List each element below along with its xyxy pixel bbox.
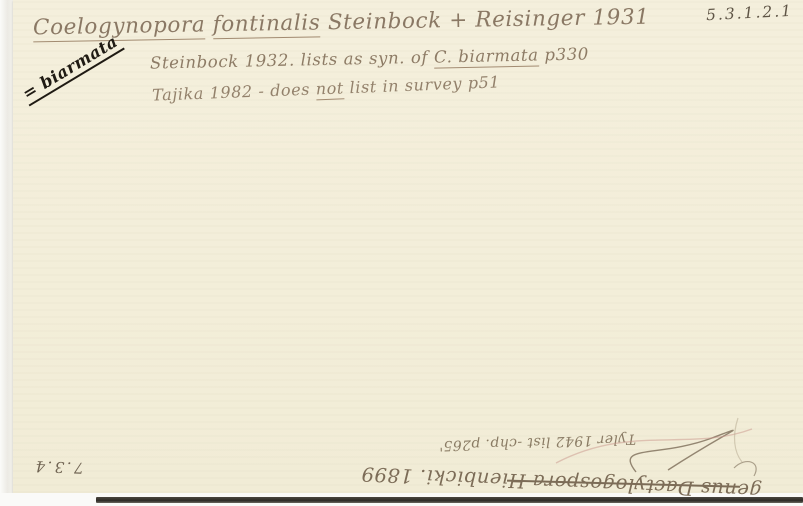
pen-flourish-loop — [272, 420, 764, 496]
note2-underlined-word: not — [315, 78, 344, 100]
word-space — [205, 12, 213, 37]
scanned-index-card: Coelogynopora fontinalis Steinbock + Rei… — [0, 0, 803, 506]
note1-underlined-taxon: C. biarmata — [434, 45, 539, 68]
species-epithet: fontinalis — [212, 10, 320, 39]
upside-down-note-block: genus Dactylogospora Hienbicki. 1899 Tyl… — [272, 420, 764, 496]
scan-background-left-edge — [0, 0, 14, 506]
catalog-code-bottom-left: 7.3.4 — [33, 457, 84, 477]
note1-page-ref: p330 — [538, 44, 589, 64]
genus-name: Coelogynopora — [33, 12, 206, 42]
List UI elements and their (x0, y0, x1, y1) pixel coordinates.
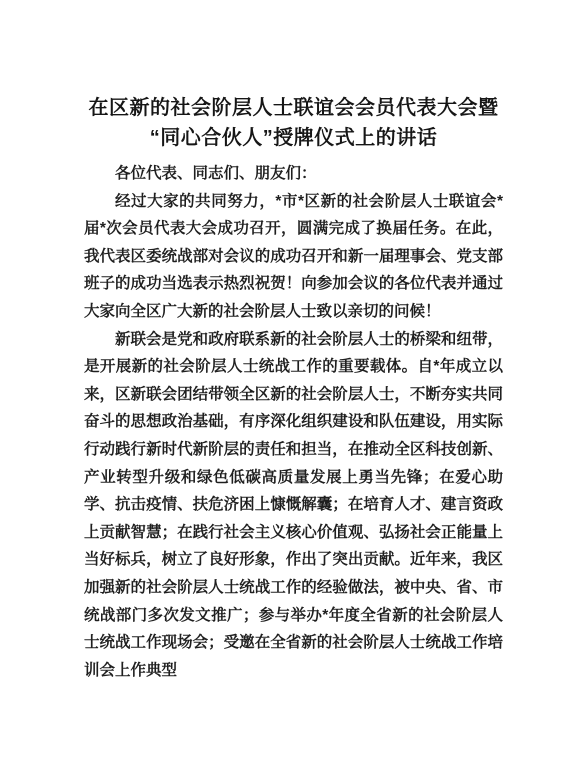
body-paragraph-1: 经过大家的共同努力，*市*区新的社会阶层人士联谊会*届*次会员代表大会成功召开，… (84, 188, 503, 326)
salutation-line: 各位代表、同志们、朋友们： (84, 160, 503, 188)
document-body: 各位代表、同志们、朋友们： 经过大家的共同努力，*市*区新的社会阶层人士联谊会*… (84, 160, 503, 684)
page-title-line-1: 在区新的社会阶层人士联谊会会员代表大会暨 (84, 93, 503, 123)
page-title-line-2: “同心合伙人”授牌仪式上的讲话 (84, 123, 503, 153)
body-paragraph-2: 新联会是党和政府联系新的社会阶层人士的桥梁和纽带，是开展新的社会阶层人士统战工作… (84, 326, 503, 685)
page-title: 在区新的社会阶层人士联谊会会员代表大会暨 “同心合伙人”授牌仪式上的讲话 (84, 93, 503, 153)
document-page: 在区新的社会阶层人士联谊会会员代表大会暨 “同心合伙人”授牌仪式上的讲话 各位代… (0, 0, 586, 759)
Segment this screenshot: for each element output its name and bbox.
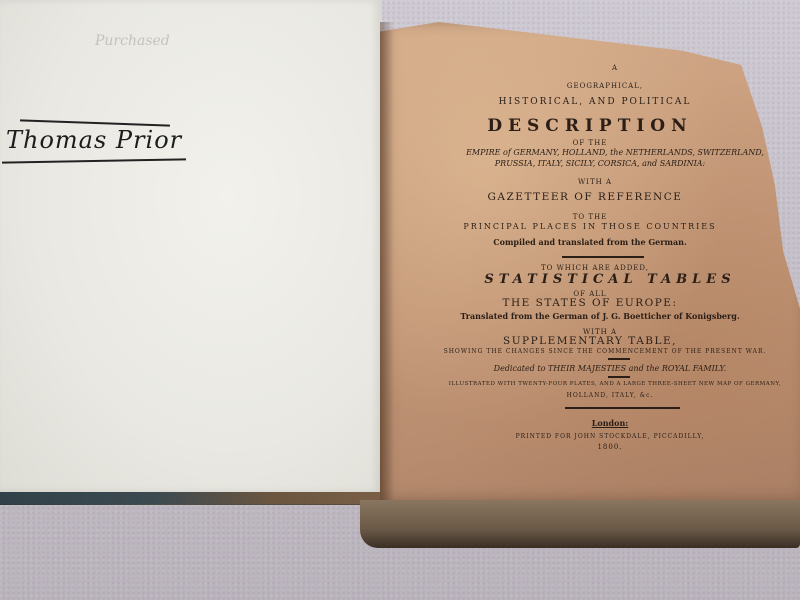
title-line-to-the: TO THE [405,213,775,221]
title-line-historical: HISTORICAL, AND POLITICAL [410,97,780,107]
title-line-of-the: OF THE [405,139,775,147]
title-line-year: 1800. [425,443,795,451]
title-line-gazetteer: GAZETTEER OF REFERENCE [400,191,770,203]
title-line-geographical: GEOGRAPHICAL, [420,82,790,90]
title-line-with-a: WITH A [410,178,780,186]
left-board-edge [0,492,385,504]
title-line-supplementary: SUPPLEMENTARY TABLE, [405,335,775,347]
title-line-prussia: PRUSSIA, ITALY, SICILY, CORSICA, and SAR… [415,159,785,168]
divider-rule-3 [608,376,630,378]
title-line-holland-italy: HOLLAND, ITALY, &c. [425,392,795,399]
title-line-compiled: Compiled and translated from the German. [405,237,775,247]
title-page [380,22,800,500]
text-block-edge [360,500,800,548]
title-line-description: DESCRIPTION [405,116,775,136]
title-line-dedicated: Dedicated to THEIR MAJESTIES and the ROY… [425,364,795,373]
divider-rule-4 [565,407,680,409]
signature-underline-bottom [2,158,186,163]
divider-rule-2 [608,358,630,360]
title-line-a: A [430,64,800,72]
title-line-london: London: [425,418,795,428]
flyleaf-page: Purchased Thomas Prior [0,0,382,492]
title-line-printed-for: PRINTED FOR JOHN STOCKDALE, PICCADILLY, [425,433,795,440]
title-line-to-which: TO WHICH ARE ADDED, [410,264,780,272]
divider-rule-1 [562,256,644,258]
gutter-shadow [380,22,394,500]
faint-inscription: Purchased [95,33,170,49]
title-line-empire: EMPIRE of GERMANY, HOLLAND, the NETHERLA… [430,148,800,157]
title-line-states-of-europe: THE STATES OF EUROPE: [405,297,775,309]
title-line-translated: Translated from the German of J. G. Boet… [415,311,785,321]
title-line-statistical-tables: STATISTICAL TABLES [425,272,795,287]
title-line-illustrated: ILLUSTRATED WITH TWENTY-FOUR PLATES, AND… [430,381,800,387]
title-line-principal: PRINCIPAL PLACES IN THOSE COUNTRIES [405,222,775,231]
signature-text: Thomas Prior [6,126,182,154]
owner-signature: Thomas Prior [2,118,187,168]
title-line-showing: SHOWING THE CHANGES SINCE THE COMMENCEME… [420,348,790,355]
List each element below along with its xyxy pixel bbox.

───

**Problem details**
Reproduce the listing in full, substituting "heading-line" for every occurrence of "title-line" and changing nothing else. Omit the pictures from the reproduction.

**Exercise response**
List each element below along with its xyxy pixel bbox.
pen-flourish-loop — [272, 420, 764, 496]
note2-underlined-word: not — [315, 78, 344, 100]
word-space — [205, 12, 213, 37]
scanned-index-card: Coelogynopora fontinalis Steinbock + Rei… — [0, 0, 803, 506]
note1-underlined-taxon: C. biarmata — [434, 45, 539, 68]
species-epithet: fontinalis — [212, 10, 320, 39]
upside-down-note-block: genus Dactylogospora Hienbicki. 1899 Tyl… — [272, 420, 764, 496]
scan-background-left-edge — [0, 0, 14, 506]
catalog-code-bottom-left: 7.3.4 — [33, 457, 84, 477]
note1-page-ref: p330 — [538, 44, 589, 64]
genus-name: Coelogynopora — [33, 12, 206, 42]
List UI elements and their (x0, y0, x1, y1) pixel coordinates.
body-paragraph-1: 经过大家的共同努力，*市*区新的社会阶层人士联谊会*届*次会员代表大会成功召开，… (84, 188, 503, 326)
salutation-line: 各位代表、同志们、朋友们： (84, 160, 503, 188)
document-body: 各位代表、同志们、朋友们： 经过大家的共同努力，*市*区新的社会阶层人士联谊会*… (84, 160, 503, 684)
page-heading-line-1: 在区新的社会阶层人士联谊会会员代表大会暨 (84, 93, 503, 123)
page-heading-line-2: “同心合伙人”授牌仪式上的讲话 (84, 123, 503, 153)
body-paragraph-2: 新联会是党和政府联系新的社会阶层人士的桥梁和纽带，是开展新的社会阶层人士统战工作… (84, 326, 503, 685)
page-title: 在区新的社会阶层人士联谊会会员代表大会暨 “同心合伙人”授牌仪式上的讲话 (84, 93, 503, 153)
document-page: 在区新的社会阶层人士联谊会会员代表大会暨 “同心合伙人”授牌仪式上的讲话 各位代… (0, 0, 586, 759)
Segment this screenshot: for each element output its name and bbox.
heading-line-to-the: TO THE [405,213,775,221]
heading-line-historical: HISTORICAL, AND POLITICAL [410,97,780,107]
heading-line-of-the: OF THE [405,139,775,147]
heading-line-year: 1800. [425,443,795,451]
heading-line-gazetteer: GAZETTEER OF REFERENCE [400,191,770,203]
heading-line-geographical: GEOGRAPHICAL, [420,82,790,90]
heading-line-with-a: WITH A [410,178,780,186]
left-board-edge [0,492,385,504]
heading-line-supplementary: SUPPLEMENTARY TABLE, [405,335,775,347]
heading-line-prussia: PRUSSIA, ITALY, SICILY, CORSICA, and SAR… [415,159,785,168]
divider-rule-3 [608,376,630,378]
heading-line-holland-italy: HOLLAND, ITALY, &c. [425,392,795,399]
heading-line-compiled: Compiled and translated from the German. [405,237,775,247]
title-page [380,22,800,500]
text-block-edge [360,500,800,548]
heading-line-description: DESCRIPTION [405,116,775,136]
heading-line-dedicated: Dedicated to THEIR MAJESTIES and the ROY… [425,364,795,373]
divider-rule-4 [565,407,680,409]
signature-underline-bottom [2,158,186,163]
divider-rule-2 [608,358,630,360]
heading-line-a: A [430,64,800,72]
heading-line-london: London: [425,418,795,428]
flyleaf-page: Purchased Thomas Prior [0,0,382,492]
heading-line-printed-for: PRINTED FOR JOHN STOCKDALE, PICCADILLY, [425,433,795,440]
heading-line-to-which: TO WHICH ARE ADDED, [410,264,780,272]
divider-rule-1 [562,256,644,258]
gutter-shadow [380,22,394,500]
faint-inscription: Purchased [95,33,170,49]
heading-line-empire: EMPIRE of GERMANY, HOLLAND, the NETHERLA… [430,148,800,157]
heading-line-states-of-europe: THE STATES OF EUROPE: [405,297,775,309]
heading-line-translated: Translated from the German of J. G. Boet… [415,311,785,321]
heading-line-statistical-tables: STATISTICAL TABLES [425,272,795,287]
heading-line-illustrated: ILLUSTRATED WITH TWENTY-FOUR PLATES, AND… [430,381,800,387]
heading-line-principal: PRINCIPAL PLACES IN THOSE COUNTRIES [405,222,775,231]
signature-text: Thomas Prior [6,126,182,154]
owner-signature: Thomas Prior [2,118,187,168]
heading-line-showing: SHOWING THE CHANGES SINCE THE COMMENCEME… [420,348,790,355]
List each element below along with its xyxy pixel bbox.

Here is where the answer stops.